-- WHAT TO PRODUCE --
Render the following material again verbatim, leaving nothing out.
[start of DATA TO PROCESS]
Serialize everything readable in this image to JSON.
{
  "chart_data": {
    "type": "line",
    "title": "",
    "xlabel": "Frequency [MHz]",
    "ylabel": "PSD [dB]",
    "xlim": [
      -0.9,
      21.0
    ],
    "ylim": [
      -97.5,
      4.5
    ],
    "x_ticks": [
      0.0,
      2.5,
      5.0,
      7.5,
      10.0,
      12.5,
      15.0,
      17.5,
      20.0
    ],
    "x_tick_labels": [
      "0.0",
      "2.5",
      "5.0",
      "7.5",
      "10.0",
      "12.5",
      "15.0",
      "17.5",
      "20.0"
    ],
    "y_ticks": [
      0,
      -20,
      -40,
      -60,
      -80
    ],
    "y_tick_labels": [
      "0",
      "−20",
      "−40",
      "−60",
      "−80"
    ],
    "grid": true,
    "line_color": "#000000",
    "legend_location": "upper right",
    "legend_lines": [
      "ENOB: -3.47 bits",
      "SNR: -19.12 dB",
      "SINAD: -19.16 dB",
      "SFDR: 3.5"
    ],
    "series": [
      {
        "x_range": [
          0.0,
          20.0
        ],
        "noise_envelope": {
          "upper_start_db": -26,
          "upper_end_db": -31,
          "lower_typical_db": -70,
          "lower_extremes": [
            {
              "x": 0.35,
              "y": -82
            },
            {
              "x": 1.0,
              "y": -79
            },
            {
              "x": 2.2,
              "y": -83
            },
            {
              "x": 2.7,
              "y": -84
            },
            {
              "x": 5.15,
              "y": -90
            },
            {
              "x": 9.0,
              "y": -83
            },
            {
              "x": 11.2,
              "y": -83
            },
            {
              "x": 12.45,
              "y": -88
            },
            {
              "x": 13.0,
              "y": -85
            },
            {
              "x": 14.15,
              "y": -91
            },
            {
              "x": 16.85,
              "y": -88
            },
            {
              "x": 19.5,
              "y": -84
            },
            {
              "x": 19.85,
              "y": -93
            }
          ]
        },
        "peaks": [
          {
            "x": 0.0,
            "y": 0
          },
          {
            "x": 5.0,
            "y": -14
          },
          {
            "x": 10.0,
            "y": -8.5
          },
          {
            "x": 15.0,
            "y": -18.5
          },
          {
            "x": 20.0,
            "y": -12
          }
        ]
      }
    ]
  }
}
[end of DATA TO PROCESS]
-- ANSWER TO THE EXERCISE --
Serialize everything readable in this image to JSON.
{
  "chart_data": {
    "type": "line",
    "title": "",
    "xlabel": "Frequency [MHz]",
    "ylabel": "PSD [dB]",
    "xlim": [
      -0.9,
      21.0
    ],
    "ylim": [
      -97.5,
      4.5
    ],
    "x_ticks": [
      0.0,
      2.5,
      5.0,
      7.5,
      10.0,
      12.5,
      15.0,
      17.5,
      20.0
    ],
    "x_tick_labels": [
      "0.0",
      "2.5",
      "5.0",
      "7.5",
      "10.0",
      "12.5",
      "15.0",
      "17.5",
      "20.0"
    ],
    "y_ticks": [
      0,
      -20,
      -40,
      -60,
      -80
    ],
    "y_tick_labels": [
      "0",
      "−20",
      "−40",
      "−60",
      "−80"
    ],
    "grid": true,
    "line_color": "#000000",
    "legend_location": "upper right",
    "legend_lines": [
      "ENOB: -3.47 bits",
      "SNR: -19.12 dB",
      "SINAD: -19.16 dB",
      "SFDR: 3.5"
    ],
    "series": [
      {
        "x_range": [
          0.0,
          20.0
        ],
        "noise_envelope": {
          "upper_start_db": -26,
          "upper_end_db": -31,
          "lower_typical_db": -70,
          "lower_extremes": [
            {
              "x": 0.35,
              "y": -82
            },
            {
              "x": 1.0,
              "y": -79
            },
            {
              "x": 2.2,
              "y": -83
            },
            {
              "x": 2.7,
              "y": -84
            },
            {
              "x": 5.15,
              "y": -90
            },
            {
              "x": 9.0,
              "y": -83
            },
            {
              "x": 11.2,
              "y": -83
            },
            {
              "x": 12.45,
              "y": -88
            },
            {
              "x": 13.0,
              "y": -85
            },
            {
              "x": 14.15,
              "y": -91
            },
            {
              "x": 16.85,
              "y": -88
            },
            {
              "x": 19.5,
              "y": -84
            },
            {
              "x": 19.85,
              "y": -93
            }
          ]
        },
        "peaks": [
          {
            "x": 0.0,
            "y": 0
          },
          {
            "x": 5.0,
            "y": -14
          },
          {
            "x": 10.0,
            "y": -8.5
          },
          {
            "x": 15.0,
            "y": -18.5
          },
          {
            "x": 20.0,
            "y": -12
          }
        ]
      }
    ]
  }
}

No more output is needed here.